Dataset records:
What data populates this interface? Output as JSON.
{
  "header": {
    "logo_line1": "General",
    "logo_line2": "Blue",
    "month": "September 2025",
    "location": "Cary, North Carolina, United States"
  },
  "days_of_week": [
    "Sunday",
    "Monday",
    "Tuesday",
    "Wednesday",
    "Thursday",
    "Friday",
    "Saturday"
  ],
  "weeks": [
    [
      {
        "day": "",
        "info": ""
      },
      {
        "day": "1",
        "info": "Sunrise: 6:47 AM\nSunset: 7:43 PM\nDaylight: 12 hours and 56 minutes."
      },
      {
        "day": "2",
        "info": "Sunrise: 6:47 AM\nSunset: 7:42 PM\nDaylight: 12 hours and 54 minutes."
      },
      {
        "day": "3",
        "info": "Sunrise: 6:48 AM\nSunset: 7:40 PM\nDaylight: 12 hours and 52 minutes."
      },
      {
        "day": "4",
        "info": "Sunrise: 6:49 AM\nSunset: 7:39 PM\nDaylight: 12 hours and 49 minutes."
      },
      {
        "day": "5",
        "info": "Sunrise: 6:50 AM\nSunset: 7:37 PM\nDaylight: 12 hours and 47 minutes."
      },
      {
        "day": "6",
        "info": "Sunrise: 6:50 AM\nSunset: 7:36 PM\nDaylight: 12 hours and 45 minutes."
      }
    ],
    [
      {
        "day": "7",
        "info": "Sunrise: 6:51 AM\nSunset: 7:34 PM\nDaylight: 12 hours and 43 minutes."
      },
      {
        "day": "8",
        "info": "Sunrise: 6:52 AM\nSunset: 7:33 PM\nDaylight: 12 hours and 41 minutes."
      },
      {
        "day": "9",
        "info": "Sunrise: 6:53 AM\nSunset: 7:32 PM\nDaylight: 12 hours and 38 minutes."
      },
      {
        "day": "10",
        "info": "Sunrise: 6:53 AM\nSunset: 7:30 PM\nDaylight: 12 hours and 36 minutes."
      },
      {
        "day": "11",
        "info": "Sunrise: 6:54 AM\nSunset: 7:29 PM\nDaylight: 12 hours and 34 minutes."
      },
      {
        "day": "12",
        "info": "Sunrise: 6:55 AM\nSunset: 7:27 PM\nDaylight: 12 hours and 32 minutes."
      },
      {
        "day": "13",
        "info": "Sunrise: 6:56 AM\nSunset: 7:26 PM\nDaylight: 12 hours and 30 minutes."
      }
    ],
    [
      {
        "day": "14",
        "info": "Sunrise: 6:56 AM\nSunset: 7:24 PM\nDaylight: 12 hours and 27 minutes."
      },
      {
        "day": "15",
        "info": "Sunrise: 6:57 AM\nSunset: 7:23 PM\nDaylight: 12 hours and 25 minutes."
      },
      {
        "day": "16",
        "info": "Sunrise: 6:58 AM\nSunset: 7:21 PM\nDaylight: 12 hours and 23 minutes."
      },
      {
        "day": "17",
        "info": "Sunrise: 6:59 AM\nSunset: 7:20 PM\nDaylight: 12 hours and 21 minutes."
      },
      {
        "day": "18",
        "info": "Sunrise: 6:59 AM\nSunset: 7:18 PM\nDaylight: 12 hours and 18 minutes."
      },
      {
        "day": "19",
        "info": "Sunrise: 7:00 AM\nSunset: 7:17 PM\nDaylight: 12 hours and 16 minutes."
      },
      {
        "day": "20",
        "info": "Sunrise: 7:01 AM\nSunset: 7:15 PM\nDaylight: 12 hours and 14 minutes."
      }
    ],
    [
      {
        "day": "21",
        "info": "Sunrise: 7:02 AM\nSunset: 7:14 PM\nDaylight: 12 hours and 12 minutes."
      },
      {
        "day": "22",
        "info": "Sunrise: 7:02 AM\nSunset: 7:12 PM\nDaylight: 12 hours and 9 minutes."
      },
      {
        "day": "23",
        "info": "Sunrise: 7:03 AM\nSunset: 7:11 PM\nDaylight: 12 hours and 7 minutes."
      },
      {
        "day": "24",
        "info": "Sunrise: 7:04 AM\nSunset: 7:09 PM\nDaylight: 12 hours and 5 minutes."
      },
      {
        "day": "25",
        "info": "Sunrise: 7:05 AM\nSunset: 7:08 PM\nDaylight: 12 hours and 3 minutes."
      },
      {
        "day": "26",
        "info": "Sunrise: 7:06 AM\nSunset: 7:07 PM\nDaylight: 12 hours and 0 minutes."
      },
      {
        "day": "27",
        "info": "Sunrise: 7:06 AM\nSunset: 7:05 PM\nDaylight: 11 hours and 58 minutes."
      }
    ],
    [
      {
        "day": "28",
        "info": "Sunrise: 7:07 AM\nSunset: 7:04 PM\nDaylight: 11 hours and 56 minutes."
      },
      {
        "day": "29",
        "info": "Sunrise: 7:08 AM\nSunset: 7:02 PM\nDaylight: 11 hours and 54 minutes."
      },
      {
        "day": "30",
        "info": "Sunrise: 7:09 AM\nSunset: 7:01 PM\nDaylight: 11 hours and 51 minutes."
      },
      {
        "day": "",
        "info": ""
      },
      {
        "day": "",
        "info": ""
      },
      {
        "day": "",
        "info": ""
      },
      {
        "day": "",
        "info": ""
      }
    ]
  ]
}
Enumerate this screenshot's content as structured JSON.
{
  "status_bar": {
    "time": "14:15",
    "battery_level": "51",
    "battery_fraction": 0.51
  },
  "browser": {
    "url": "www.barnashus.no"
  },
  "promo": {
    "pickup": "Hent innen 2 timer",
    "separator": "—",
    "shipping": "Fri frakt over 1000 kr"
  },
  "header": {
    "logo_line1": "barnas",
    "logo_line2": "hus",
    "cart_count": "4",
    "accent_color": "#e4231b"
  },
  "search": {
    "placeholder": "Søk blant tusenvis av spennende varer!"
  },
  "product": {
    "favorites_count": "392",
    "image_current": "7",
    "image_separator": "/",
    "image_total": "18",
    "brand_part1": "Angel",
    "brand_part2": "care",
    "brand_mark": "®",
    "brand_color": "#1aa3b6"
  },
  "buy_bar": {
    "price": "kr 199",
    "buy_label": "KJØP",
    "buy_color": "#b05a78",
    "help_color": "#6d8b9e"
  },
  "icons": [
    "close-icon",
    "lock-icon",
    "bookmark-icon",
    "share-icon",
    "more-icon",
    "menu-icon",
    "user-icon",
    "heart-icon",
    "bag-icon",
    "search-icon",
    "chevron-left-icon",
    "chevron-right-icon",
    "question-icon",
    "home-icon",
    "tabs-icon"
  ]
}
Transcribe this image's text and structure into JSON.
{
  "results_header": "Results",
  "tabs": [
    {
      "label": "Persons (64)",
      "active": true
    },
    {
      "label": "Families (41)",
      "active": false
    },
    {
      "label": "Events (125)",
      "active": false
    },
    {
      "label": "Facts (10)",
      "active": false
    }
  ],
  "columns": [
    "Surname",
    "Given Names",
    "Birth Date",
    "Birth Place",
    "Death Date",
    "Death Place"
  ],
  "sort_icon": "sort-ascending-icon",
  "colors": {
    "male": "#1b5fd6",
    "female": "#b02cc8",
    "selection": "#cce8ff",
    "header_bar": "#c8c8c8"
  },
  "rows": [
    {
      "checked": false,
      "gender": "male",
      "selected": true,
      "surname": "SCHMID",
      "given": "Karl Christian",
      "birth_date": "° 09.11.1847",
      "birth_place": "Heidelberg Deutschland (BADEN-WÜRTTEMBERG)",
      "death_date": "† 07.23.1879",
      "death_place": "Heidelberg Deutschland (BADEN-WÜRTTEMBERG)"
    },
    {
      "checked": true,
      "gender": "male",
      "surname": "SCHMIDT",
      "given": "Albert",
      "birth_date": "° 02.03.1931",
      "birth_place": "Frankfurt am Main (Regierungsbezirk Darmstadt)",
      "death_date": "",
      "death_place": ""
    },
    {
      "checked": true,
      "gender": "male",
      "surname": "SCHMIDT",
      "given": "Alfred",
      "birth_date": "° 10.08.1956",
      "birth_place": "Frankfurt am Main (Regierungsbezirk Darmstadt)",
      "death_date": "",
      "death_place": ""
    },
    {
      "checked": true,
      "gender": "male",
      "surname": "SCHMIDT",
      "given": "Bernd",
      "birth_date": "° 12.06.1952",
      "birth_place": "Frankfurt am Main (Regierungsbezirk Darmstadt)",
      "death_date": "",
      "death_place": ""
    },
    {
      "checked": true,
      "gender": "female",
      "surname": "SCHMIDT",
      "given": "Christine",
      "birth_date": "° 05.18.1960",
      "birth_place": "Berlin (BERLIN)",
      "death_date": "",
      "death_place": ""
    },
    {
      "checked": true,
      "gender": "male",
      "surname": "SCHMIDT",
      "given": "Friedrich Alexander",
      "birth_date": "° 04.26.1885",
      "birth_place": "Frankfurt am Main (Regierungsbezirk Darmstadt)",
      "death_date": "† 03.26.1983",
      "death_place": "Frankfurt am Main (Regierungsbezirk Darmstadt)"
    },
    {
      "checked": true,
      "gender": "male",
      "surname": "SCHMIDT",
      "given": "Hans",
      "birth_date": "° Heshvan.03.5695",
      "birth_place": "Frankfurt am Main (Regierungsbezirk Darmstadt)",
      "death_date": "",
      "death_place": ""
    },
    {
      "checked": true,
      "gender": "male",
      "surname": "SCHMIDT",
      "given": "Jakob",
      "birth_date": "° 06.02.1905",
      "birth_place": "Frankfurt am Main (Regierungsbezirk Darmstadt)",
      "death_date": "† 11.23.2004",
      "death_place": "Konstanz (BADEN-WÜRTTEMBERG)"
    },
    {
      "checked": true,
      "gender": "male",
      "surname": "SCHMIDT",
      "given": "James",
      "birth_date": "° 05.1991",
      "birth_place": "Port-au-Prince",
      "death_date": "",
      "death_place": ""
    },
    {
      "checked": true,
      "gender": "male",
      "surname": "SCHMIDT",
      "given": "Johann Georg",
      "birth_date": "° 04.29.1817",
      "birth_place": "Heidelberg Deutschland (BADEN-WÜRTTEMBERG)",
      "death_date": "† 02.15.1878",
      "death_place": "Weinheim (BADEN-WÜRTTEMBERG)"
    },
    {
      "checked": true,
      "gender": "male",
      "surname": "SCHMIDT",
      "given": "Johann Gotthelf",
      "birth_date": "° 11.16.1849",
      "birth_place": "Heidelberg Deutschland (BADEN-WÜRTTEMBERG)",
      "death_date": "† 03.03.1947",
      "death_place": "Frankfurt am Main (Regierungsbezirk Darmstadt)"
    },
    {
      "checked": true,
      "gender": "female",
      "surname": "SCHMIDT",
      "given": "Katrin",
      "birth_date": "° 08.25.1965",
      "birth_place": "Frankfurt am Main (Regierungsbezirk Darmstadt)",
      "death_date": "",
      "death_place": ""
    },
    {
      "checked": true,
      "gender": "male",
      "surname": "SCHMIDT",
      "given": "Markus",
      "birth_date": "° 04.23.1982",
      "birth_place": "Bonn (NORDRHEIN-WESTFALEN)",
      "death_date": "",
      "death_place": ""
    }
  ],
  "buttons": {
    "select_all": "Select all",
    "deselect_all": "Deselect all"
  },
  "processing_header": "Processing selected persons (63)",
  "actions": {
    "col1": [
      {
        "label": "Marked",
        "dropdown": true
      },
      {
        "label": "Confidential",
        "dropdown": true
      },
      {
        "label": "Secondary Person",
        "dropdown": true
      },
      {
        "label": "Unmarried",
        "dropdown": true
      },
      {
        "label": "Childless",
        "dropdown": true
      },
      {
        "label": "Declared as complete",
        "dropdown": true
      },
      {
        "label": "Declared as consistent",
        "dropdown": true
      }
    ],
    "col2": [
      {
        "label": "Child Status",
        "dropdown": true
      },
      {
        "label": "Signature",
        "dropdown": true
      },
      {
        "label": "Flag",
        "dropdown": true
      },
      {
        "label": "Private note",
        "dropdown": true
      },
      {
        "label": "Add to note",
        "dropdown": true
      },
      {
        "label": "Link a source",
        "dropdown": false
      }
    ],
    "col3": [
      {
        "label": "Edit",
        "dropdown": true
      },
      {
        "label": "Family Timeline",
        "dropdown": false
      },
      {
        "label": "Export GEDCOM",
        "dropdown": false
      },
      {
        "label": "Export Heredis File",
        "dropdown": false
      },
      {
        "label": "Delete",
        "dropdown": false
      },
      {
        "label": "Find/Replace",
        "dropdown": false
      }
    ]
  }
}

Problem requirements: Collect every line from the records above that contains the word "note".

Response to the exercise:
        "label": "Private note",
        "label": "Add to note",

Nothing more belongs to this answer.